** BEGIN **

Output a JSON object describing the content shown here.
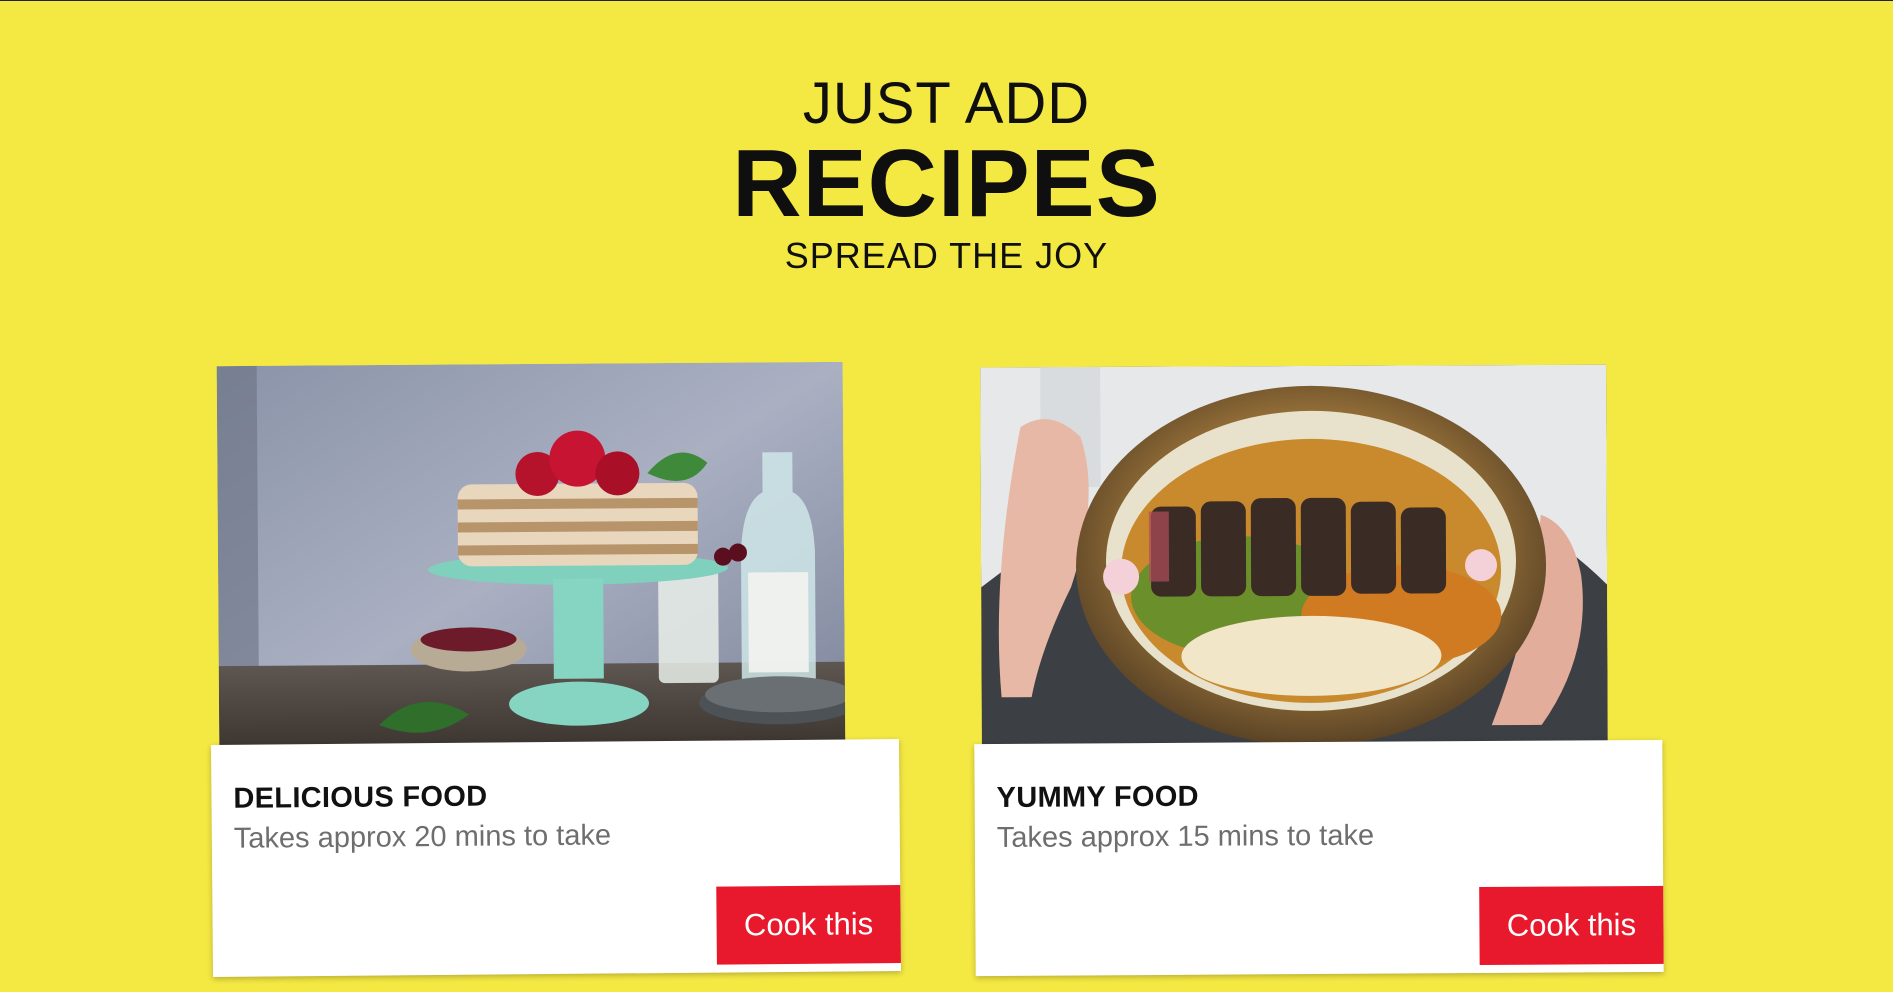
{
  "hero": {
    "line1": "JUST ADD",
    "line2": "RECIPES",
    "line3": "SPREAD THE JOY"
  },
  "cards": [
    {
      "title": "DELICIOUS FOOD",
      "description": "Takes approx 20 mins to take",
      "button_label": "Cook this",
      "image_icon": "cake-photo"
    },
    {
      "title": "YUMMY FOOD",
      "description": "Takes approx 15 mins to take",
      "button_label": "Cook this",
      "image_icon": "salad-bowl-photo"
    }
  ],
  "colors": {
    "background": "#f4e843",
    "button": "#e8192c",
    "card": "#ffffff"
  }
}
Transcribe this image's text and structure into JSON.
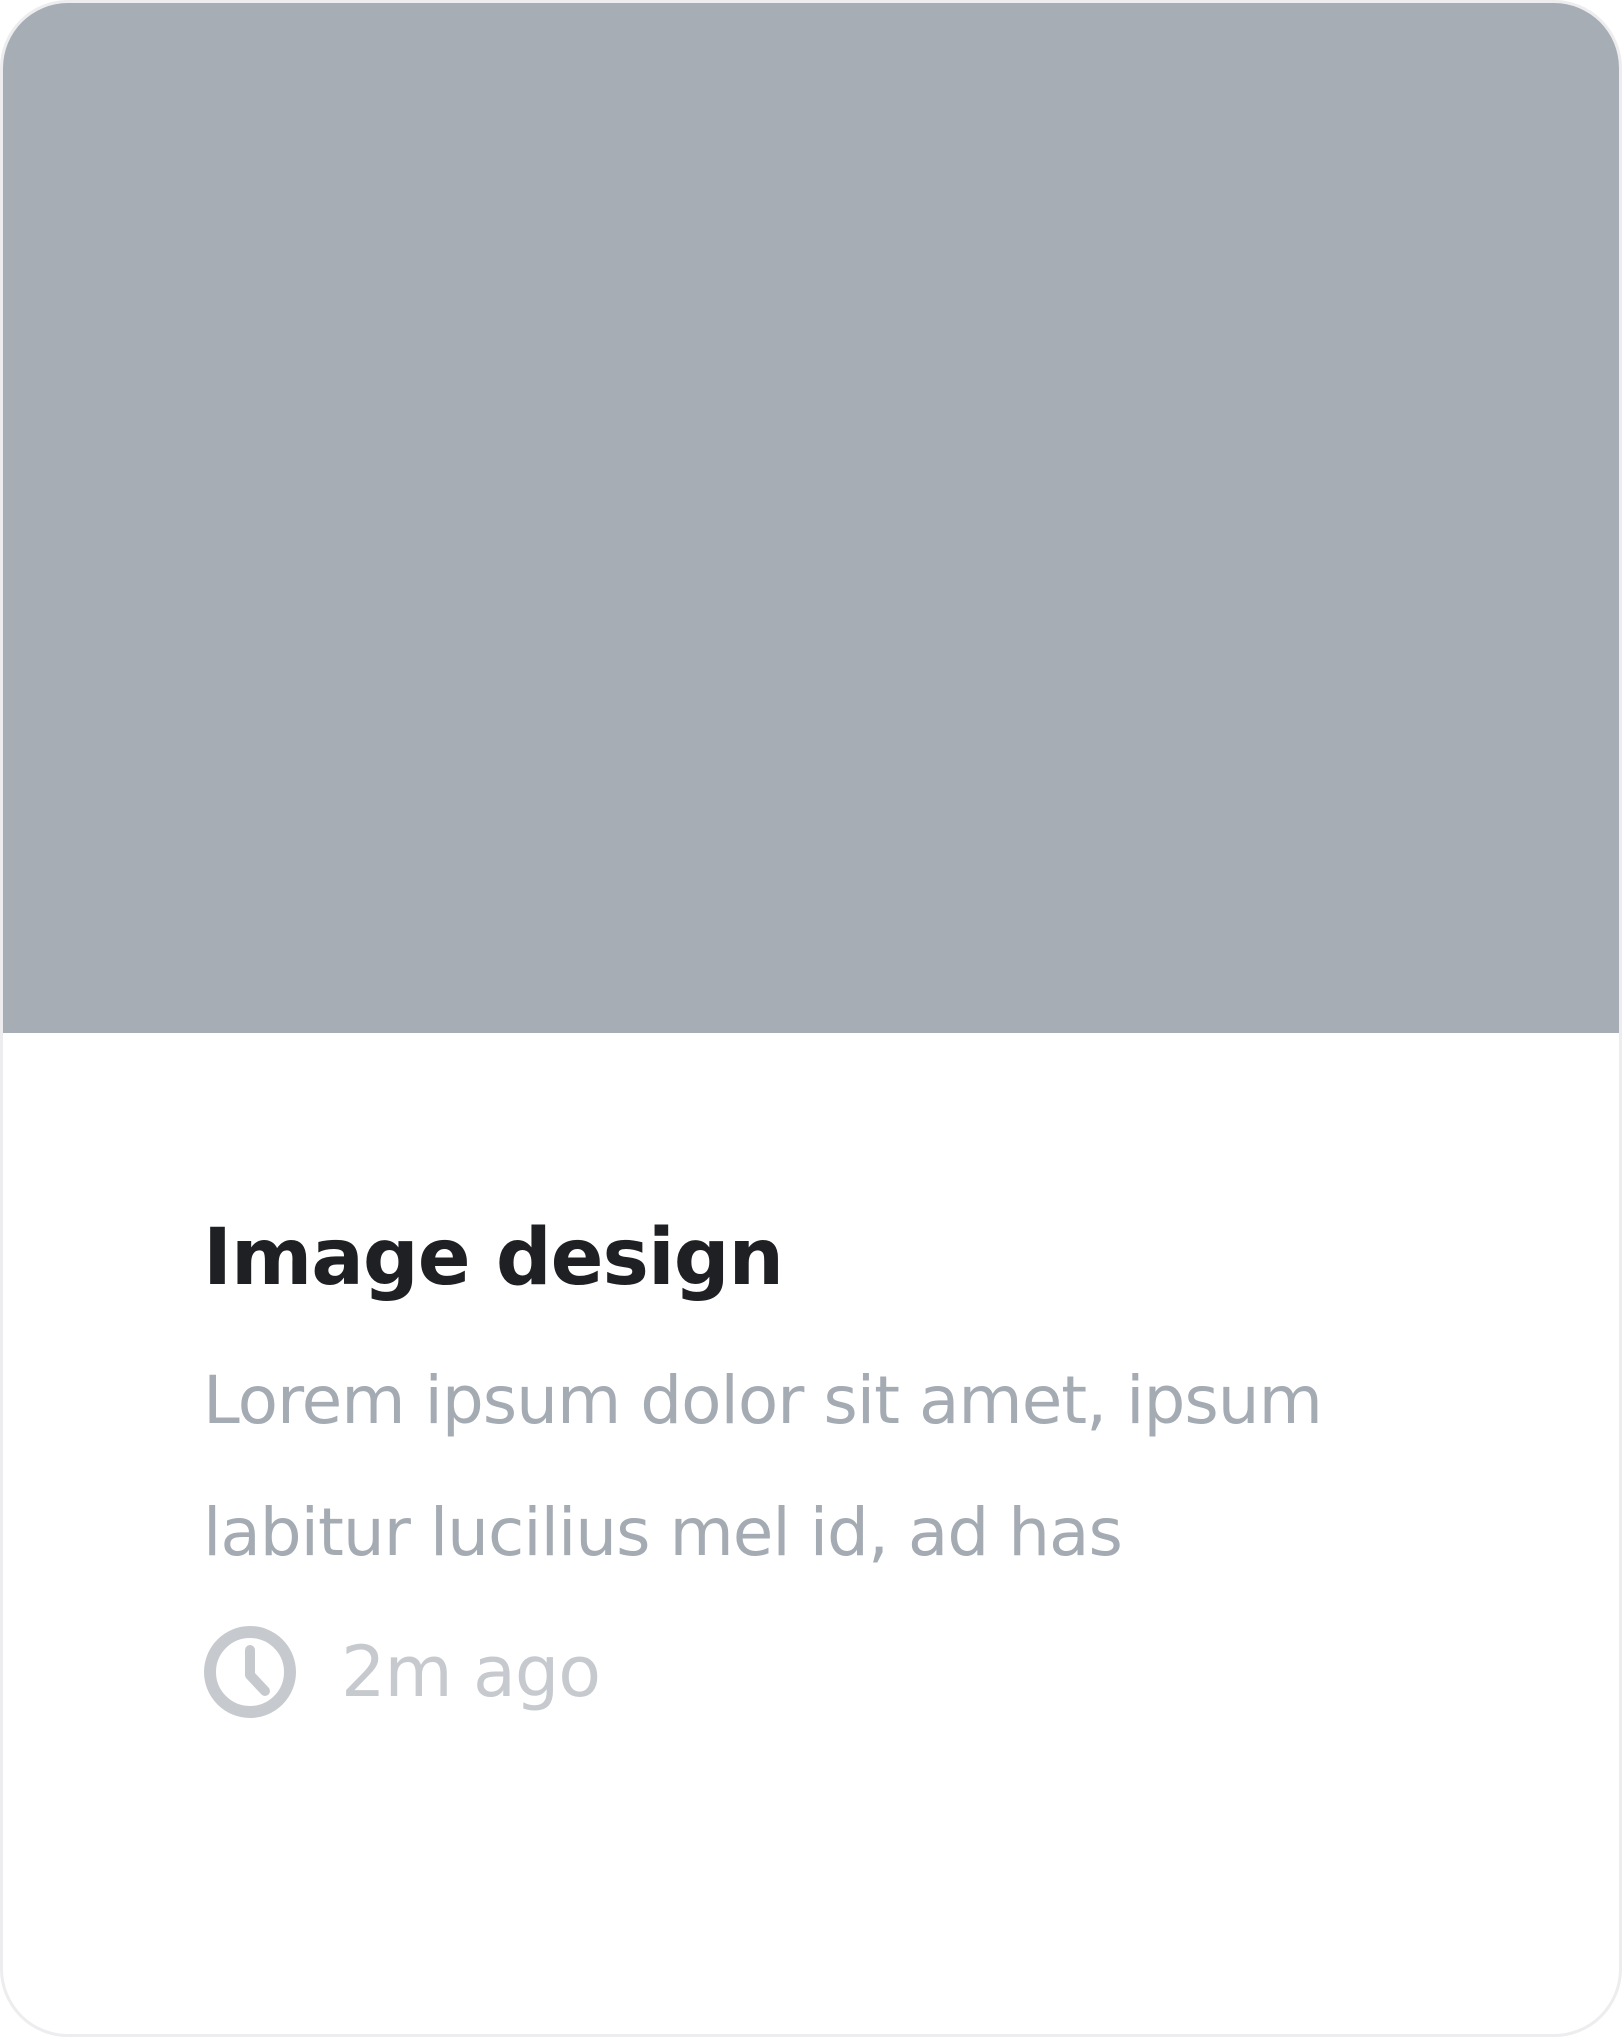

** END **

Short problem
Copy every line of the data exactly as written, excluding the pictures.

Correct answer
Output a JSON object describing the content shown here.
{
  "hero": {
    "line1": "JUST ADD",
    "line2": "RECIPES",
    "line3": "SPREAD THE JOY"
  },
  "cards": [
    {
      "title": "DELICIOUS FOOD",
      "description": "Takes approx 20 mins to take",
      "button_label": "Cook this",
      "image_icon": "cake-photo"
    },
    {
      "title": "YUMMY FOOD",
      "description": "Takes approx 15 mins to take",
      "button_label": "Cook this",
      "image_icon": "salad-bowl-photo"
    }
  ],
  "colors": {
    "background": "#f4e843",
    "button": "#e8192c",
    "card": "#ffffff"
  }
}
Transcribe this image's text and structure into JSON.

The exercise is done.